■ GIVEN PASSAGE:
/---
The Dangers of
Over-thinking

The mind is like a
monkey, as mind-genius Alan Watts said. It’s darting from the
present to the future, and constantly dipping into the past, and this running
around requires our thoughts. Thoughts are how we interact with our
aspirations, fantasies, and memories, and can be wonderful bridges into all-consuming
feelings of joy or sadness. Thoughts can also be the building blocks to complex
stories and designs, but no matter where they lead, it’s important to
remember that one is still their author.

The pace of 21st
century living often grabs one’s attention and takes it away from the
origins of one’s thoughts. When one is carrying five bags of shopping that threaten to
split by the time one finds one’s car keys, it’s difficult to
pause and grasp where one’s mind is leading one’s emotions, and one could get angry. Why does this always happen to
me? I should have done this differently.

The world is so
annoying.
This is an
unconscious over-thinking, which is difficult to be fully aware of.

How can one recognise,
reflect on, and eventually regulate what feels like bubbles of words that flow
by as if from an unreachable tap. Eventually they form an ocean that threatens
to slosh around and churn up repetitive thoughts.

Our minds are
intelligent machines, so why would they flood our thoughts with negativity? Our
brains are wired for self-preservation, and will inject our thoughts with
worries and concerns to help us realise and overcome danger. The problem is,
minds aren’t geared towards modern problems. They’re more built for screaming at harmful situations and telling one to
run from the dark. They get stuck on the complexities of a relationship or the
bumps of modern day living. In the dark our minds tint our thoughts with added
dangers, a throwback to when we had to be cautious about predators. But nobody
is hunting us now. It’s just that nobody can tell our minds. Or
can we?
\---
■ Element position data:
/---
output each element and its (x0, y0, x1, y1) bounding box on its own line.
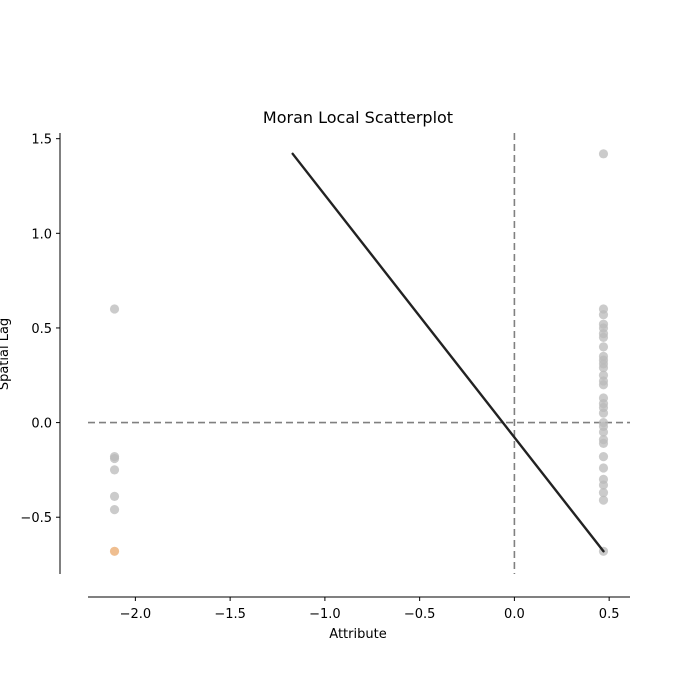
data-point (109, 491, 120, 501)
y-tick-label: −0.5 (20, 511, 52, 526)
x-tick-label: −1.0 (309, 607, 341, 622)
y-tick-label: 0.0 (31, 417, 52, 432)
regression-line-group (291, 152, 605, 553)
y-tick-label: 1.5 (31, 133, 52, 148)
data-point (598, 480, 609, 490)
y-tick-label: 0.5 (31, 322, 52, 337)
data-point (109, 505, 120, 515)
data-point (598, 342, 609, 352)
chart-title: Moran Local Scatterplot (263, 108, 453, 127)
x-tick-label: 0.0 (504, 607, 525, 622)
data-point (598, 427, 609, 437)
x-tick-label: 0.5 (599, 607, 620, 622)
data-point (598, 488, 609, 498)
data-point (598, 363, 609, 373)
data-point (598, 332, 609, 343)
x-axis-title: Attribute (329, 627, 386, 642)
data-point (109, 304, 120, 314)
data-point (109, 465, 120, 475)
x-axis-ticks: −2.0 −1.5 −1.0 −0.5 0.0 0.5 (120, 597, 620, 622)
x-tick-label: −0.5 (404, 607, 436, 622)
data-point (598, 380, 609, 390)
data-point-highlighted (109, 546, 120, 556)
data-point (598, 310, 609, 320)
data-point (598, 463, 609, 473)
x-tick-label: −2.0 (120, 607, 152, 622)
data-point (598, 408, 609, 418)
data-point (109, 453, 120, 464)
data-points (109, 149, 609, 556)
y-tick-label: 1.0 (31, 227, 52, 242)
data-point (598, 438, 609, 449)
regression-line (291, 152, 605, 553)
axes (59, 133, 630, 598)
data-point (598, 149, 609, 159)
data-point (598, 452, 609, 462)
data-point (598, 495, 609, 505)
x-tick-label: −1.5 (214, 607, 246, 622)
reference-lines (88, 133, 630, 574)
y-axis-title: Spatial Lag (0, 318, 12, 390)
y-axis-ticks: −0.5 0.0 0.5 1.0 1.5 (20, 133, 60, 526)
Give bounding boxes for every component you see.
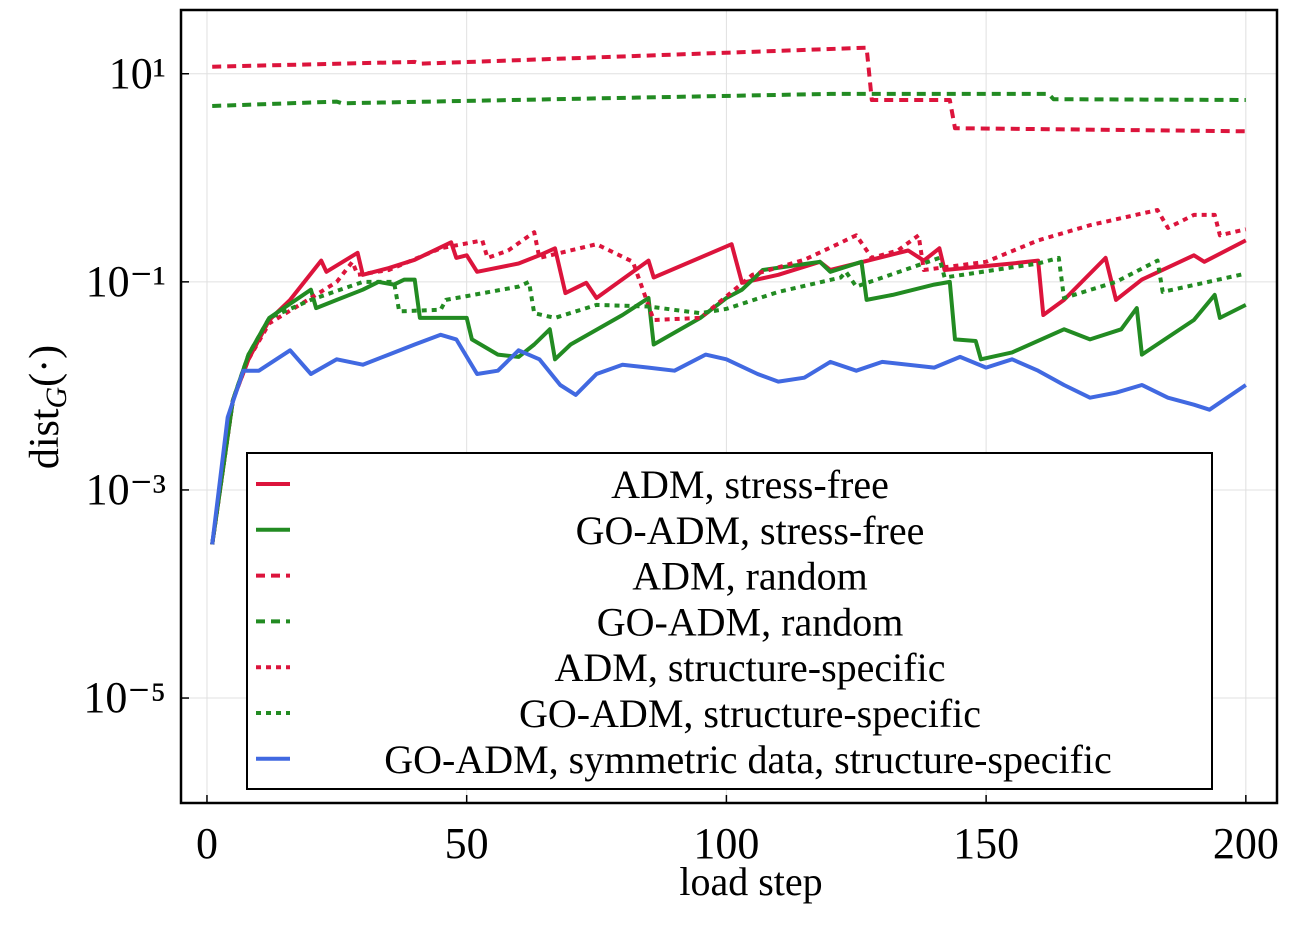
y-tick-label: 10⁻⁵ <box>83 673 166 722</box>
y-tick-label: 10⁻³ <box>86 465 166 514</box>
y-tick-label: 10¹ <box>109 49 166 98</box>
x-tick-label: 0 <box>196 819 218 868</box>
plot-lines <box>210 45 1247 545</box>
legend-label: GO-ADM, structure-specific <box>519 691 981 736</box>
x-tick-label: 150 <box>953 819 1019 868</box>
series-line <box>210 332 1247 545</box>
legend-label: GO-ADM, random <box>597 599 904 644</box>
x-tick-label: 100 <box>693 819 759 868</box>
legend-label: ADM, random <box>632 554 868 599</box>
legend-box <box>246 452 1213 790</box>
x-axis-label: load step <box>679 859 822 904</box>
series-line <box>210 255 1247 545</box>
series-line <box>210 259 1247 545</box>
x-tick-label: 50 <box>445 819 489 868</box>
y-tick-label: 10⁻¹ <box>86 257 166 306</box>
plot-frame <box>179 8 1279 805</box>
legend-label: GO-ADM, stress-free <box>576 508 925 553</box>
series-line <box>210 238 1247 545</box>
series-line <box>212 45 1246 134</box>
y-axis-label-part: dist <box>22 408 68 469</box>
series-line <box>212 91 1246 108</box>
x-tick-label: 200 <box>1213 819 1279 868</box>
legend-label: ADM, structure-specific <box>555 645 946 690</box>
y-axis-label-part: G <box>40 386 73 408</box>
legend-label: GO-ADM, symmetric data, structure-specif… <box>384 737 1112 782</box>
y-axis-label: distG(·) <box>22 345 73 469</box>
legend-label: ADM, stress-free <box>611 462 889 507</box>
y-axis-label-part: (·) <box>22 345 68 387</box>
\---
■ TASKS TO PERFORM:
[1] Translate this sentence from the passage on over-thinking into Spanish: "But nobody is hunting us now."
[2] Summarize the passage on over-thinking in two sentences.
[3] Carry on the passage on over-thinking from its last sentence.
The rows are separate material from the passage on over-thinking.

■ TASK RESULTS:
[1] Pero ahora nadie nos está cazando.

[2] The mind darts between past, present and future through thoughts, and the pace of modern life makes it hard to notice where those thoughts lead one's emotions, which results in unconscious over-thinking. Brains are wired for self-preservation and fill thoughts with worries, but they are built for harmful situations and running from the dark rather than for modern problems like the complexities of a relationship.

[3]
The answer is also the
problem. The key way our minds protect us is to teach us how to think. They can’t actively put caution in every new-born thought, so it trains us to do
it for them. By repeatedly following the same patterns of thought, these
patterns become deep rooted grooves that channel our thoughts in a cautious,
sometimes pessimistic, direction. So the way out of these grooves is to
recognise and examine their effects. Some people consider themselves naturally
unlucky, and joke that things will probably go bad no matter the circumstances.
It’s more a case of their minds telling them to mentally prepare for the
worst, just in case. Unchecked, these thoughts can directly lead to depression
and anxiety.

Once you’re aware of them it’s more possible to dig the grooves in a
more positive direction. So, Why does this always happen to me? because well,
this is annoying, but understandable. The plastic bags are thin and not
designed for heavy weight, and this happens to a lot of people.
It changes
from a generalised accusation, to a more balanced statement.

Be kind on your mind,
it’s only trying to protect you. Critical thoughts are
essential in life, it’s just the quantity and power of them that
needs to be watched. The most important thing to remember is that negative
thoughts tend to flood, whereas positive, beneficial ones tend to feel at the
front of one’s mind. Here’s the danger of conscious over-thinking—
it feeds the over-cautious
tendency of thoughts, and when you’re putting energy into thinking over a
certain issue, it allows them to multiply.

Listen to those
easily-overshadowed thoughts that aren’t touched by over-thinking. There’s a reason why people often return to their gut feeling when trying to
decide a big issue.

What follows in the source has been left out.